>> start

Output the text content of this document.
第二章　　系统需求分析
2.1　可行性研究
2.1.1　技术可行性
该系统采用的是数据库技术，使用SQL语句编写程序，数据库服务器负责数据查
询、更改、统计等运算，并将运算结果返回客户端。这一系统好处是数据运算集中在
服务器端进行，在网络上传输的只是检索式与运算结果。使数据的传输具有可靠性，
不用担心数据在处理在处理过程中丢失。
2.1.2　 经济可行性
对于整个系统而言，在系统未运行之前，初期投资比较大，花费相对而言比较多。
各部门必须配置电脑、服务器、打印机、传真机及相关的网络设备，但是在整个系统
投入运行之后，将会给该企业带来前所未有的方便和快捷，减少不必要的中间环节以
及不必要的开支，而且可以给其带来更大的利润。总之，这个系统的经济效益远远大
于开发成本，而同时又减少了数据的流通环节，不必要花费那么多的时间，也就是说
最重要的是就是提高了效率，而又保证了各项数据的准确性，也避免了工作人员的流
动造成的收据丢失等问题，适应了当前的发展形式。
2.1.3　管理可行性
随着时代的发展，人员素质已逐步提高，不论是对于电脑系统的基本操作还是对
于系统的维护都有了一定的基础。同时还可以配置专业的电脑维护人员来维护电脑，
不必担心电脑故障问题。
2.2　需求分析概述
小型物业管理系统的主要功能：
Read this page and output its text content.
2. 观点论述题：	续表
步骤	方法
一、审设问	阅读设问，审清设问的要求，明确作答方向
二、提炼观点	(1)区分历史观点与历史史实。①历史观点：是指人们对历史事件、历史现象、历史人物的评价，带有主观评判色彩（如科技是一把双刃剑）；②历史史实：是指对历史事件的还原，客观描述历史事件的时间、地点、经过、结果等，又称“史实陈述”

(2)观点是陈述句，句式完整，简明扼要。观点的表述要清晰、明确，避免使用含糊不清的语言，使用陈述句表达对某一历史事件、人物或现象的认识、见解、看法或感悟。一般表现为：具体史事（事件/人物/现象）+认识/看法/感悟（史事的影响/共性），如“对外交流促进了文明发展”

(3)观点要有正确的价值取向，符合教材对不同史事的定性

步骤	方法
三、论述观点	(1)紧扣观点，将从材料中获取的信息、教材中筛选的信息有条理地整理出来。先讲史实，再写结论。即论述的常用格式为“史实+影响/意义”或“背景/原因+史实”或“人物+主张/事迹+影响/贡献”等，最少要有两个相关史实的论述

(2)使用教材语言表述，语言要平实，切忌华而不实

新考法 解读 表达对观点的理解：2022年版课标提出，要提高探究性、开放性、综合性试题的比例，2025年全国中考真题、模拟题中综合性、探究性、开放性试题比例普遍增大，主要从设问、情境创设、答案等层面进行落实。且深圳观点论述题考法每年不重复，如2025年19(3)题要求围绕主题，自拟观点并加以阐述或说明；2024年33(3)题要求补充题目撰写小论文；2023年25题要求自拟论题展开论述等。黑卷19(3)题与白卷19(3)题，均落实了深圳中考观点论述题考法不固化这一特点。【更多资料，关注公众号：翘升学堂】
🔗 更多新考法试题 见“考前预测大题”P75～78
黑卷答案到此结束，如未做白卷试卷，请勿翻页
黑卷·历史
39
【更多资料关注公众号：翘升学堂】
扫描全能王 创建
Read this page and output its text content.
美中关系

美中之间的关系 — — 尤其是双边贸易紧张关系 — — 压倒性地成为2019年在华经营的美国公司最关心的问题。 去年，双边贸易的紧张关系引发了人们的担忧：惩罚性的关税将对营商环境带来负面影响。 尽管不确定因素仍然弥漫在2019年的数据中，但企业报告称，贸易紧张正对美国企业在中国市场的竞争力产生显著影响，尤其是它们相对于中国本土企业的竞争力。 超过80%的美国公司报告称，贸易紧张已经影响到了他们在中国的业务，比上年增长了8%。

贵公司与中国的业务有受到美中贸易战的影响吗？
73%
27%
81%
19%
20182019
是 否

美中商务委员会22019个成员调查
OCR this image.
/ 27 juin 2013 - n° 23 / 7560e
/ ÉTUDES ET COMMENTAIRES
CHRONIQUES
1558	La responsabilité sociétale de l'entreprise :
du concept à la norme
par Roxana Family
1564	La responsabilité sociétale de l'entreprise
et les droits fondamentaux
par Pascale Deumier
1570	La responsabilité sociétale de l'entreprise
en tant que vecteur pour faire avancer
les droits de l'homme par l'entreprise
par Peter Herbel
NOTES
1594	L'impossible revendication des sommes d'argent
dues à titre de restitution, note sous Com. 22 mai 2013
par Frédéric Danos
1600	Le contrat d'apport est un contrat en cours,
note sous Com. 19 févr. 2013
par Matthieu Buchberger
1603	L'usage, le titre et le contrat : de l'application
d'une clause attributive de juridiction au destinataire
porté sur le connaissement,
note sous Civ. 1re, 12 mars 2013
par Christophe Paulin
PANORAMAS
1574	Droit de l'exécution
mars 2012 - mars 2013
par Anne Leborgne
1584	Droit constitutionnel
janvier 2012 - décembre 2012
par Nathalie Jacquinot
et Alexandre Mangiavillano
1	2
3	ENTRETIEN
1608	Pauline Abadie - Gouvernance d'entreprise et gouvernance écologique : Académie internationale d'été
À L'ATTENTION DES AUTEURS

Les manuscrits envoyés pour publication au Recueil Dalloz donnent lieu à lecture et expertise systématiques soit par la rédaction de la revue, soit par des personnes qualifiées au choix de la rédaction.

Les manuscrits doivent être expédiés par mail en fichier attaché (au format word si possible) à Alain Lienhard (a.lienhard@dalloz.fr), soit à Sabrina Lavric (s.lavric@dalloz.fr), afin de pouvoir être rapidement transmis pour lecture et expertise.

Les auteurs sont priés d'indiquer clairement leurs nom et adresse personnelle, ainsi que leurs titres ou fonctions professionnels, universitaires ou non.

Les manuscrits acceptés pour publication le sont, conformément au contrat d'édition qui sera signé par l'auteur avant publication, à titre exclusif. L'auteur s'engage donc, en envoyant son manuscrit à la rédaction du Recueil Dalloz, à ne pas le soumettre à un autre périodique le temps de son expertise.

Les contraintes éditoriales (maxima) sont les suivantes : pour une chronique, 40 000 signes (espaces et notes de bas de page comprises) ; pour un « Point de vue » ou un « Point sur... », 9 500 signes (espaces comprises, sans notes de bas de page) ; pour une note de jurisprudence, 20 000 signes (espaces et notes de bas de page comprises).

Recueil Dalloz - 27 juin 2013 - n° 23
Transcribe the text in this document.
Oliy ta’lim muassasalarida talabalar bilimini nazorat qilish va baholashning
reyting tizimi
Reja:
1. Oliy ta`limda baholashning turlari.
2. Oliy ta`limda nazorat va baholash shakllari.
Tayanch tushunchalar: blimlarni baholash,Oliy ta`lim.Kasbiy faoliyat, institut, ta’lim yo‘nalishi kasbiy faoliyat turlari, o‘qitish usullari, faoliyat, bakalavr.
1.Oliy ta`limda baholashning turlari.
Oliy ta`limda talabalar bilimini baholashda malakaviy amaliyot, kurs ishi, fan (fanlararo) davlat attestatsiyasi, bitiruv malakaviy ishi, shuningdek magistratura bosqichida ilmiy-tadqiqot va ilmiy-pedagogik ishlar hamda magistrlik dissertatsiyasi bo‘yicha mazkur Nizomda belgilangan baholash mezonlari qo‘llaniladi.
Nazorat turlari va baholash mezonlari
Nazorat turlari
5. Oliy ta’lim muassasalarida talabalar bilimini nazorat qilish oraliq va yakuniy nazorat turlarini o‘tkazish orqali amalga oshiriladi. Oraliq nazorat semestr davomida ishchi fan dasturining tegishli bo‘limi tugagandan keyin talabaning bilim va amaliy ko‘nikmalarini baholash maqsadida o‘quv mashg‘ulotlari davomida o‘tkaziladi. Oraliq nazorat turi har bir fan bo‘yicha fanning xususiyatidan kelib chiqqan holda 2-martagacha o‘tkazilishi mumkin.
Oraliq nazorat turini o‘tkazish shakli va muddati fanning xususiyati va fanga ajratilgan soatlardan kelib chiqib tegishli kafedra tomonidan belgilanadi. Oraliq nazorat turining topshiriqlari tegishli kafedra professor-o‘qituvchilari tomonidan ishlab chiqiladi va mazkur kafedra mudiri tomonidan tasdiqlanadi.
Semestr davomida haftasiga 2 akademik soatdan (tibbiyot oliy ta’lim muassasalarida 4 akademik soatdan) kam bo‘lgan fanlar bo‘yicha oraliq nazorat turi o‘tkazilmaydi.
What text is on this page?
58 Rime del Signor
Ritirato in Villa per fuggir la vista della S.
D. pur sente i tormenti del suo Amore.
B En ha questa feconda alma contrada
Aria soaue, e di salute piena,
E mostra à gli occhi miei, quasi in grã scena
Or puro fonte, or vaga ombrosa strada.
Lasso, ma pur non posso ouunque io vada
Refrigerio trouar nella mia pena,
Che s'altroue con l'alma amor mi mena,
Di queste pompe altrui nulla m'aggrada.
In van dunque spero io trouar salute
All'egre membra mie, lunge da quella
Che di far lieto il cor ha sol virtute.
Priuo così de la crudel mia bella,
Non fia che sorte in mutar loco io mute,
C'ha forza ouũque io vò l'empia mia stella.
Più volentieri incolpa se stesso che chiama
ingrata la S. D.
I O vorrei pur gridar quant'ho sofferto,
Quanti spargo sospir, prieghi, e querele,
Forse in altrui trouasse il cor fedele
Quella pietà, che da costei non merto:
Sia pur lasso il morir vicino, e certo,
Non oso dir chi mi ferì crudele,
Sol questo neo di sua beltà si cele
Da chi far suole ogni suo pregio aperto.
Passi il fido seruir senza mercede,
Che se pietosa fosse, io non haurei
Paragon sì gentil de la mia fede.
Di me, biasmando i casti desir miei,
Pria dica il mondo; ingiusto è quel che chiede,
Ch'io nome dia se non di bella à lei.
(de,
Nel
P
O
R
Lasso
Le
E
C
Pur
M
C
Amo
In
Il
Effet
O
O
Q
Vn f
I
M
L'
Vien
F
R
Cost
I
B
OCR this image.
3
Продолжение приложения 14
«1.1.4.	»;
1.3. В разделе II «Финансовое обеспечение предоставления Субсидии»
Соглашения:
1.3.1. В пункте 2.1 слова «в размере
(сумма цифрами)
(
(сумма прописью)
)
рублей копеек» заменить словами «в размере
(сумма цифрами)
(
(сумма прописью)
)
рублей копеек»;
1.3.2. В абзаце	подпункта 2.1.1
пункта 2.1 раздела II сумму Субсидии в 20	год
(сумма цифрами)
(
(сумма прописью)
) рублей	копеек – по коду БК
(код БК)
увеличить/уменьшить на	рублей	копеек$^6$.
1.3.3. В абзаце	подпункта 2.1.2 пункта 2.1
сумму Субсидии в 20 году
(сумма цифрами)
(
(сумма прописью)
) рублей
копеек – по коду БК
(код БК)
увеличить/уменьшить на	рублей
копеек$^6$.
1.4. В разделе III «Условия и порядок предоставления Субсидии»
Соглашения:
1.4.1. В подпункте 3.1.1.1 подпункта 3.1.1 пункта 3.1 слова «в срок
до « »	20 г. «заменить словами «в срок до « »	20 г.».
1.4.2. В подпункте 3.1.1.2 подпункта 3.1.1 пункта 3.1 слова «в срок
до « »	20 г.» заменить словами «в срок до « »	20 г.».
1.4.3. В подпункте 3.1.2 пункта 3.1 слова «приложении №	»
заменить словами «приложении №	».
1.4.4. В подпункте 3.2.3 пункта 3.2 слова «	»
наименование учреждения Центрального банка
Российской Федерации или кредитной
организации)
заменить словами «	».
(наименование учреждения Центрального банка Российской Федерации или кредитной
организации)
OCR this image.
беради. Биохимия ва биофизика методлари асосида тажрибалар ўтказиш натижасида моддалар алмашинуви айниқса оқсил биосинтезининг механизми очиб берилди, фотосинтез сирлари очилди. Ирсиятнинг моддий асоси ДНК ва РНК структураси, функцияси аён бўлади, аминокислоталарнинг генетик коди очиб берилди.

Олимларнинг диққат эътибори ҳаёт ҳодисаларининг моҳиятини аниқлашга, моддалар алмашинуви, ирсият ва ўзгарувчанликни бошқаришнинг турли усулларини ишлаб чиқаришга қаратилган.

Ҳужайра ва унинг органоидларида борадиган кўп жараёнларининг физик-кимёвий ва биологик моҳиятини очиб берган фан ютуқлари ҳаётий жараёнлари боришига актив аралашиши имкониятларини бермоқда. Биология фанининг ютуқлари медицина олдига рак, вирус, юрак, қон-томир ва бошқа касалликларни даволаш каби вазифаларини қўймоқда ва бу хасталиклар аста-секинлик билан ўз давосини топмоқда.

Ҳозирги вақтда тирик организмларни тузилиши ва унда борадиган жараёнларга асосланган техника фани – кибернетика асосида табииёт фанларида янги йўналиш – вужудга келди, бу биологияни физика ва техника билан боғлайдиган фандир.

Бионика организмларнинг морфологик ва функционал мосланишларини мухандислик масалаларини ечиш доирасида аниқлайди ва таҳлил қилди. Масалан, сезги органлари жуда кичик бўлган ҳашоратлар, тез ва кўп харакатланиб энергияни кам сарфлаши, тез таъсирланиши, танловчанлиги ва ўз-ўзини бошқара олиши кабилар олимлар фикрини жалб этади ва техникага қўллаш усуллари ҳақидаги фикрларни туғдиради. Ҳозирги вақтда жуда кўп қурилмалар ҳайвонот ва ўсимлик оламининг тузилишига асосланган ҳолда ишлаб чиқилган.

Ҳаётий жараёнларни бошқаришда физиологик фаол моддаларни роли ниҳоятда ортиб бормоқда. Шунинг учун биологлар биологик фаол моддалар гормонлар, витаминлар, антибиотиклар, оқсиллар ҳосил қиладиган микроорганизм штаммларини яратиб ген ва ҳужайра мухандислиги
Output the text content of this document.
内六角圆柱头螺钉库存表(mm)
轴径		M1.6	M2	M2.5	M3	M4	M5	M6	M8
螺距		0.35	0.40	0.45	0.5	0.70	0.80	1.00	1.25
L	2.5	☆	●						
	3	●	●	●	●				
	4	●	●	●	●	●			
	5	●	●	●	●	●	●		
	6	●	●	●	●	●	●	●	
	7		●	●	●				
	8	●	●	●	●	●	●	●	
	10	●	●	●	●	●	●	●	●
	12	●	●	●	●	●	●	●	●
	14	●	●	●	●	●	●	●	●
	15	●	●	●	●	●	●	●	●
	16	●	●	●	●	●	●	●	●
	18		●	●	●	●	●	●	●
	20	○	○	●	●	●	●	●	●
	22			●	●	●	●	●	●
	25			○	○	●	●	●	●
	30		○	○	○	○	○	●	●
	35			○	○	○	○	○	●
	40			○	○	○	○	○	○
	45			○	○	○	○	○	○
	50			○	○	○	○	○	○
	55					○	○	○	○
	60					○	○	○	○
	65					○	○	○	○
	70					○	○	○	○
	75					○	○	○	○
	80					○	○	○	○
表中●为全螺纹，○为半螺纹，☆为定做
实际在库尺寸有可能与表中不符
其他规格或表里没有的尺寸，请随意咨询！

>> end

Work to do:
Pick each line holding the word "размере" out of the listing.

Task response:
1.3.1. В пункте 2.1 слова «в размере
рублей копеек» заменить словами «в размере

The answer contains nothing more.